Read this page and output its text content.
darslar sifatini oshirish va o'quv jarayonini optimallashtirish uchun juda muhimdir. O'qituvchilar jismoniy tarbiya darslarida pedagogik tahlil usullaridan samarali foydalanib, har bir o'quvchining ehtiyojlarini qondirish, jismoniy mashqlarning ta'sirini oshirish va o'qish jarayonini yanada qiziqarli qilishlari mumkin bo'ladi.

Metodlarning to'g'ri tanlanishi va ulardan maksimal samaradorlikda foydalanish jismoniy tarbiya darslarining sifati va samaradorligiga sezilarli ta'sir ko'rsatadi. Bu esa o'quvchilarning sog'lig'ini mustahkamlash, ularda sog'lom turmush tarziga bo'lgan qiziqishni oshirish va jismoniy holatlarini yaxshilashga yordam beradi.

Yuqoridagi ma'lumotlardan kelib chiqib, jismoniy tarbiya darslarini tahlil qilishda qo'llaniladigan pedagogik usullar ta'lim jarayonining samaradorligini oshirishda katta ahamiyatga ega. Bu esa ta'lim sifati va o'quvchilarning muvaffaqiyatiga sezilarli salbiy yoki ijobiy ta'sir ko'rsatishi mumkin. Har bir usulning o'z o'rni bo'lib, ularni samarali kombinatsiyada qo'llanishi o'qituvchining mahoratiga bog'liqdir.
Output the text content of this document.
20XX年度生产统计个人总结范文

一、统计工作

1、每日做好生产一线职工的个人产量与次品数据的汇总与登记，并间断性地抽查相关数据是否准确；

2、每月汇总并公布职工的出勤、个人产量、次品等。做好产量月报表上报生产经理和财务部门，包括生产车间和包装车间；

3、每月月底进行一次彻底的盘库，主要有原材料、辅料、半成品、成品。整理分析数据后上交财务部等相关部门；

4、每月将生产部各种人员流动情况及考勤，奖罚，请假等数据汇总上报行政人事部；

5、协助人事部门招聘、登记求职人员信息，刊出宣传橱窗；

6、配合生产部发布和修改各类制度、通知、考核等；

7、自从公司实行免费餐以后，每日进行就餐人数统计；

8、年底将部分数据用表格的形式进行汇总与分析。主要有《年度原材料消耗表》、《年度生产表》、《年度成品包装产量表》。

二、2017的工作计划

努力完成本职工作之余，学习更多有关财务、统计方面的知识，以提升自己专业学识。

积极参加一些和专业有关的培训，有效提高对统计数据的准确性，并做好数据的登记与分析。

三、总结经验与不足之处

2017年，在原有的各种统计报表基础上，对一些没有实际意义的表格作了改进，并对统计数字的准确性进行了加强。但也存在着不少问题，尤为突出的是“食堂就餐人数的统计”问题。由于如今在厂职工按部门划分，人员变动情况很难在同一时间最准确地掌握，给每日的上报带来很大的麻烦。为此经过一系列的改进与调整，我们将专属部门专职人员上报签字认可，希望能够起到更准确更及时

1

==

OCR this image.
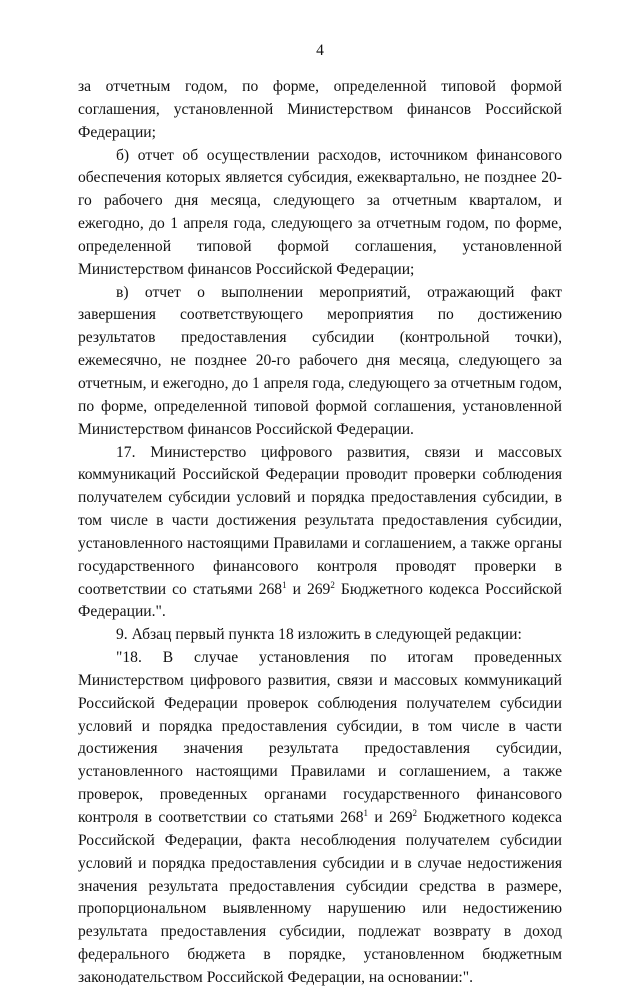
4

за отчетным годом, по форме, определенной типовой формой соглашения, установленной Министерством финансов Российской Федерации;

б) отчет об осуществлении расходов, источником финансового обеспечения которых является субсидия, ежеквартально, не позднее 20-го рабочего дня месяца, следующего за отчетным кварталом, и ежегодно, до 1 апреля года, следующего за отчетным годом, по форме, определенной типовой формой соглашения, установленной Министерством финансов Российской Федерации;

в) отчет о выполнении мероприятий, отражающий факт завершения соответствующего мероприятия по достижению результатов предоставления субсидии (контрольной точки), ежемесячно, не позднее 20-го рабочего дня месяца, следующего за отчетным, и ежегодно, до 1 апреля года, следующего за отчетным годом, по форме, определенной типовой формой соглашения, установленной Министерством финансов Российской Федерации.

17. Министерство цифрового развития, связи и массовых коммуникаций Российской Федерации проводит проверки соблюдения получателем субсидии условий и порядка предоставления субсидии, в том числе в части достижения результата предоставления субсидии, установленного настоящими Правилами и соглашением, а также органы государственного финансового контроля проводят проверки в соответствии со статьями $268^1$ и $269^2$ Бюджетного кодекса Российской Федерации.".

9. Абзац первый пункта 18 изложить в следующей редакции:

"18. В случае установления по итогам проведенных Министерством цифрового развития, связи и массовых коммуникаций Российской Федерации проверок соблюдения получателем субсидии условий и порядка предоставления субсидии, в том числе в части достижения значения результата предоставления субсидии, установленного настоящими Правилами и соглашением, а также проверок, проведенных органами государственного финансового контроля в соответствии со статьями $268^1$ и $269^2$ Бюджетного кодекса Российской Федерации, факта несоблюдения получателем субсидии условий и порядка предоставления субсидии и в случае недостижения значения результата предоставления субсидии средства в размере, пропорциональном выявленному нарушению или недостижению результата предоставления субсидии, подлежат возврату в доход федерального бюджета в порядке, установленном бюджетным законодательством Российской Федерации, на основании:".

▸ WHAT NEEDS TO BE DONE: The lines above form a set of records; determine how many of them contain the string "text" and give that number alone.

▸ COMPLETE ANSWER: 2